What this task involves: Gather every line that includes the word "icon", please.

Extracted records
* * * *
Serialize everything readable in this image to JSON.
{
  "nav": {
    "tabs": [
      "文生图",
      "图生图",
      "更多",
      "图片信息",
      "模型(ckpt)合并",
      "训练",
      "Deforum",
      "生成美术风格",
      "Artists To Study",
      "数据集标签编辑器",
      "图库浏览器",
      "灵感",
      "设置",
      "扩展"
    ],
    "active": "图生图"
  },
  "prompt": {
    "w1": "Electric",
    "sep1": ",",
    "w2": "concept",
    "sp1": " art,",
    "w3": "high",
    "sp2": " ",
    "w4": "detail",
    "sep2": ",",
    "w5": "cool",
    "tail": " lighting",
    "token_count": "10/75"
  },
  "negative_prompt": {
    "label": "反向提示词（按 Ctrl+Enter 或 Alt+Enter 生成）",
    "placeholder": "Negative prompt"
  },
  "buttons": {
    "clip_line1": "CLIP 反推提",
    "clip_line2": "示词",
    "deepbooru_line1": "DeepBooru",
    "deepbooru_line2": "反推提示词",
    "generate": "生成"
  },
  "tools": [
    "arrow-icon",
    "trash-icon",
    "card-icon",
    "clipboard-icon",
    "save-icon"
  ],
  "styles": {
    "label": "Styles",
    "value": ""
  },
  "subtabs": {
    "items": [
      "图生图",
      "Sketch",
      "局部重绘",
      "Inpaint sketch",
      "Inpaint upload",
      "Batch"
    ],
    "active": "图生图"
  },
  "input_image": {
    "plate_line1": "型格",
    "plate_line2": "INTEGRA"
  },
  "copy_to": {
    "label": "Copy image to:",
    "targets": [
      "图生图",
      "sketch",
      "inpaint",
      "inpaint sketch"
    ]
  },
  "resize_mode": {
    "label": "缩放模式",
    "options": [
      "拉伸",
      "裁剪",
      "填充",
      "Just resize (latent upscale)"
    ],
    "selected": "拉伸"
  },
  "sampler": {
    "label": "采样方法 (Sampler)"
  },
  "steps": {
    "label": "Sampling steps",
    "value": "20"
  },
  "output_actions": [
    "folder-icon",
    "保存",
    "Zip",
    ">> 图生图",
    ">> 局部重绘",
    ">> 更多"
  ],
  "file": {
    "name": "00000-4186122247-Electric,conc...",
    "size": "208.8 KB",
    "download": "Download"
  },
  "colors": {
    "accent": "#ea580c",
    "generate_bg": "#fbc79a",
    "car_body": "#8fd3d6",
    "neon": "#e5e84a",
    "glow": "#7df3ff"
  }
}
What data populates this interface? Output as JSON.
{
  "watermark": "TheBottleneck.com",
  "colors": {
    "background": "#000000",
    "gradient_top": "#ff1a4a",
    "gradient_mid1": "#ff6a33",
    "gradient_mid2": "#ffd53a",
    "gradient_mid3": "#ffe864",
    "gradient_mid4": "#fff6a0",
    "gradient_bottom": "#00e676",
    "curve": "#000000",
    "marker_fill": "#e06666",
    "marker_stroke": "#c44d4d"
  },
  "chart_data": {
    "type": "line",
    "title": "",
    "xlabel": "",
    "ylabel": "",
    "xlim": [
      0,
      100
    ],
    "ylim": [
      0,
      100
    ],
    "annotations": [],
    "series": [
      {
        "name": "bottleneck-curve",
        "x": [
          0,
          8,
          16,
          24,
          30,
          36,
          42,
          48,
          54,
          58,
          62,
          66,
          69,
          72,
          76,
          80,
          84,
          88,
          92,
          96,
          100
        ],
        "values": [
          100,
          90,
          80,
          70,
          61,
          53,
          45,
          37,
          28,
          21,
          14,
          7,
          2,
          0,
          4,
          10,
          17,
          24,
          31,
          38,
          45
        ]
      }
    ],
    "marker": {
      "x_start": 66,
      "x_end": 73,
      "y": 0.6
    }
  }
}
* * * *
Worked answer:
    "arrow-icon",
    "trash-icon",
    "card-icon",
    "clipboard-icon",
    "save-icon"
    "folder-icon",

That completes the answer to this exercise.